• **WHAT THE EXERCISE ASKS**: Copy, in full, each line of the material that holds the word "Астраханская".

• • • • • • •

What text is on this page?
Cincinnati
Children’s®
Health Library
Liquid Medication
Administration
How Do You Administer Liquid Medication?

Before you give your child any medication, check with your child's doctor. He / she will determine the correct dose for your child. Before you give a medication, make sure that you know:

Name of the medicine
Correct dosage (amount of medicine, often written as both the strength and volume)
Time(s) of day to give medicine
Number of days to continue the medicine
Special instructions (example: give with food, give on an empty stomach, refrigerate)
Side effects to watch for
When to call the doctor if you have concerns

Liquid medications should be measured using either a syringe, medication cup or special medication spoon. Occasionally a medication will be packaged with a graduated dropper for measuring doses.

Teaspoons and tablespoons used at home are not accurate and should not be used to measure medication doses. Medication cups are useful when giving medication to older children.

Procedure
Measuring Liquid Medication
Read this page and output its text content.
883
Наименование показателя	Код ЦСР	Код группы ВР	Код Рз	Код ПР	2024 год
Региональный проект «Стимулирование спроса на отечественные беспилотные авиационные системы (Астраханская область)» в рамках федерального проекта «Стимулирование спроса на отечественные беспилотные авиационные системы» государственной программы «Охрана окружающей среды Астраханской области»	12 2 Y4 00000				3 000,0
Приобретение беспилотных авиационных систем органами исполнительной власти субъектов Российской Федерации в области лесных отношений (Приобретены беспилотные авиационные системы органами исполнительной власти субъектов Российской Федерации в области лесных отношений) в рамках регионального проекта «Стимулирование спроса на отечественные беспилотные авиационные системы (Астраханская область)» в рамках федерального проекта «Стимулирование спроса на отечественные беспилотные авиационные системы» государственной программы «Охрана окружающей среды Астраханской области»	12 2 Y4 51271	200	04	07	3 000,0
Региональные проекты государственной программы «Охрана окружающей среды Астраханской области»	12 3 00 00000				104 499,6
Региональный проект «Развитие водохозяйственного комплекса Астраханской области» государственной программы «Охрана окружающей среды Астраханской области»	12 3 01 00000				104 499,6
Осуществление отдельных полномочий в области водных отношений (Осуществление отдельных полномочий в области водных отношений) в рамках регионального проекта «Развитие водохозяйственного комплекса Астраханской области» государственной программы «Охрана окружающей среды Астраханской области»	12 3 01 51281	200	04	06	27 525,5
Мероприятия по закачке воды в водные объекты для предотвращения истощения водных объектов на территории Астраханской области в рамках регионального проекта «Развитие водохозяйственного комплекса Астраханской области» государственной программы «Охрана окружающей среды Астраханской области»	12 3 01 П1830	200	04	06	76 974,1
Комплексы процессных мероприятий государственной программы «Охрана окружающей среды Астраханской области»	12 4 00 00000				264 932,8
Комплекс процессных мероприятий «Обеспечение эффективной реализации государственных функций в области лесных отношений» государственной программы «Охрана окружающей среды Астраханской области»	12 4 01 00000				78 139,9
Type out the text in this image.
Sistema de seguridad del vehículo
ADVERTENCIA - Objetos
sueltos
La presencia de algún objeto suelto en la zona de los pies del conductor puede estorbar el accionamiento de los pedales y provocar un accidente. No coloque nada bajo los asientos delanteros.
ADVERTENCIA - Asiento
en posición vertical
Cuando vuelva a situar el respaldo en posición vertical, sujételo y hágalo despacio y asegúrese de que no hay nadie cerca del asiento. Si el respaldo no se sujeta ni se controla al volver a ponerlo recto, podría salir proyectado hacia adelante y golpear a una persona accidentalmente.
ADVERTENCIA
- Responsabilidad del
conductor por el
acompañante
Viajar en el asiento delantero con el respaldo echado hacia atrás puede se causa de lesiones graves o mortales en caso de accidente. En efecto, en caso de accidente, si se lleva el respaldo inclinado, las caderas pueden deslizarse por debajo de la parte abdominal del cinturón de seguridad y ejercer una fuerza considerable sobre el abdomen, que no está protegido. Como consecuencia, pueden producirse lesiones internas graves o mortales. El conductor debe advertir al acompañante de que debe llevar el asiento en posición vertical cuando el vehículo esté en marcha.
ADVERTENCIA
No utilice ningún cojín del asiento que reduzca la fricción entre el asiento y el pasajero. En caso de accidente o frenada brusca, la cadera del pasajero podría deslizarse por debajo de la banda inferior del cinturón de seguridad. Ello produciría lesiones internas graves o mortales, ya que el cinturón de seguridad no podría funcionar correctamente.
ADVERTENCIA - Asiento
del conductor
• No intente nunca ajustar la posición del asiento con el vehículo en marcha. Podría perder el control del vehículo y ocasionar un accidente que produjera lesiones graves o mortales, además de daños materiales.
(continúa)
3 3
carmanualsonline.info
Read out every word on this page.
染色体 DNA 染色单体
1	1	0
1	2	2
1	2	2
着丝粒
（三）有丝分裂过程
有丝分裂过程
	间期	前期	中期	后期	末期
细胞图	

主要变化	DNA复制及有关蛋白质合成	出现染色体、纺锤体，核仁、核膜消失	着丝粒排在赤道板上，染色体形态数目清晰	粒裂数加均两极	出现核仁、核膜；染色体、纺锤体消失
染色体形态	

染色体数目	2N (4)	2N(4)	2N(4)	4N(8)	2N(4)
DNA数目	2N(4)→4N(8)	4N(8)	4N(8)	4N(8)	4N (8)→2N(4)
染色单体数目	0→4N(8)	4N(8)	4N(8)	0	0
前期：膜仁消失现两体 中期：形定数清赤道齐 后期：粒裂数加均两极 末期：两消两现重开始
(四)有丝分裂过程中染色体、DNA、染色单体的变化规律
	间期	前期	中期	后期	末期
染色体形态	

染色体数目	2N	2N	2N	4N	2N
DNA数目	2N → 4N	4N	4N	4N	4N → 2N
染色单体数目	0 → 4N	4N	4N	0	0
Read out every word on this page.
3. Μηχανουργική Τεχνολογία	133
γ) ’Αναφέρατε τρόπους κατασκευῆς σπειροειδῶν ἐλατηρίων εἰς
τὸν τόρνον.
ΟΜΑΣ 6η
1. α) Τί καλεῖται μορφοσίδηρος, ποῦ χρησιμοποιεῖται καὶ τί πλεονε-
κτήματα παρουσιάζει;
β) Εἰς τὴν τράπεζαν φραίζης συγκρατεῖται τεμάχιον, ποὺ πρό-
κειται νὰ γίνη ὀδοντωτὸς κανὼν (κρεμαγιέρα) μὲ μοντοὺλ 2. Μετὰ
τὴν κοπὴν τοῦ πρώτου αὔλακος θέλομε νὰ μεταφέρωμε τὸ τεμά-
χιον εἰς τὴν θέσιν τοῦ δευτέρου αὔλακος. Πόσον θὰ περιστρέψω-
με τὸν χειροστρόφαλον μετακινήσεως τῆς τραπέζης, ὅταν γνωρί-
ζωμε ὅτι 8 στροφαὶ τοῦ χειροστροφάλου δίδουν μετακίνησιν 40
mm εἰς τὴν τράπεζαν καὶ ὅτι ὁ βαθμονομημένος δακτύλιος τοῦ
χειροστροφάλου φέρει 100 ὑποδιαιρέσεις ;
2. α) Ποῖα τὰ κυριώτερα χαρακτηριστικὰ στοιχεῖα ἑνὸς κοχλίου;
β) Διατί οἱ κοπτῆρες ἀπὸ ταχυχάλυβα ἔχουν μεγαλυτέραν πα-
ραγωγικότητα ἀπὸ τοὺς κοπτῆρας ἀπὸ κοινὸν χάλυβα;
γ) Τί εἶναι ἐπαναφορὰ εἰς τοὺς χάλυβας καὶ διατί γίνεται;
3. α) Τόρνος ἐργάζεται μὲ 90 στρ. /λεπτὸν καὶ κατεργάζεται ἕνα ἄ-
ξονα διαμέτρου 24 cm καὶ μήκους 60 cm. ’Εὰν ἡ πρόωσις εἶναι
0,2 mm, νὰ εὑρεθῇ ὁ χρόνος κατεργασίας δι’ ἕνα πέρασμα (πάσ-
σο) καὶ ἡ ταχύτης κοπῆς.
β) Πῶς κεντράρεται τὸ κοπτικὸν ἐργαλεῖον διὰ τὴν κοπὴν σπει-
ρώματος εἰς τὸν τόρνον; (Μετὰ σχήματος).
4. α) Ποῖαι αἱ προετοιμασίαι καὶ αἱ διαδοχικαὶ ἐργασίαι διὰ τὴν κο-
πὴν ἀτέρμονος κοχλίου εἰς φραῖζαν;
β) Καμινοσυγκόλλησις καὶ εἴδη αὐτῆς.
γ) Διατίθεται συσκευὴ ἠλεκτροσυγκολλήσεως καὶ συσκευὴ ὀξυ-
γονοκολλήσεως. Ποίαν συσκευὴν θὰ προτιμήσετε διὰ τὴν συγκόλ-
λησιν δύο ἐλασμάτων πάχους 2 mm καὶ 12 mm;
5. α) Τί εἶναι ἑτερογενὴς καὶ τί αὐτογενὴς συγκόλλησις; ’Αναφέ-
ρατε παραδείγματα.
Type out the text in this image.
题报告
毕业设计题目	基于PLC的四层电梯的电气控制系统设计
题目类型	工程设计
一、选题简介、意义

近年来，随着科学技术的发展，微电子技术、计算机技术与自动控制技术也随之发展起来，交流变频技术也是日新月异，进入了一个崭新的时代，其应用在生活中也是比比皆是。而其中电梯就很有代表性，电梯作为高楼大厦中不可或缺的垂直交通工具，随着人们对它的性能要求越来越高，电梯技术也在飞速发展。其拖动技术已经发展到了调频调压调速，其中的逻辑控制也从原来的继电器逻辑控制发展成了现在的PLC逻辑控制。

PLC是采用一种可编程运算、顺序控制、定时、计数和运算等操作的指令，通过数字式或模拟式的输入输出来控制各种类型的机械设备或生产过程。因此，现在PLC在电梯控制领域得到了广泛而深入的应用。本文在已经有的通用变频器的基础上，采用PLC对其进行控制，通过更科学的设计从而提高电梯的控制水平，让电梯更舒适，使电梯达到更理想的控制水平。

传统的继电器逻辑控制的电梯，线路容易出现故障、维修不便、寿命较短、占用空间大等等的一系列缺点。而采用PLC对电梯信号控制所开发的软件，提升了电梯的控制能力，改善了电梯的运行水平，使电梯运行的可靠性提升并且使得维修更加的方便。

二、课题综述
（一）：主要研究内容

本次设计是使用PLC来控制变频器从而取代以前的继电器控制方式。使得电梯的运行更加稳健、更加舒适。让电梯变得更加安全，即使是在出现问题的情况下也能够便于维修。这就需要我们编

• • • • • • •

• **EXERCISE RESPONSE**:
Региональный проект «Стимулирование спроса на отечественные беспилотные авиационные системы (Астраханская область)» в рамках федерального проекта «Стимулирование спроса на отечественные беспилотные авиационные системы» государственной программы «Охрана окружающей среды Астраханской области»	12 2 Y4 00000				3 000,0
Приобретение беспилотных авиационных систем органами исполнительной власти субъектов Российской Федерации в области лесных отношений (Приобретены беспилотные авиационные системы органами исполнительной власти субъектов Российской Федерации в области лесных отношений) в рамках регионального проекта «Стимулирование спроса на отечественные беспилотные авиационные системы (Астраханская область)» в рамках федерального проекта «Стимулирование спроса на отечественные беспилотные авиационные системы» государственной программы «Охрана окружающей среды Астраханской области»	12 2 Y4 51271	200	04	07	3 000,0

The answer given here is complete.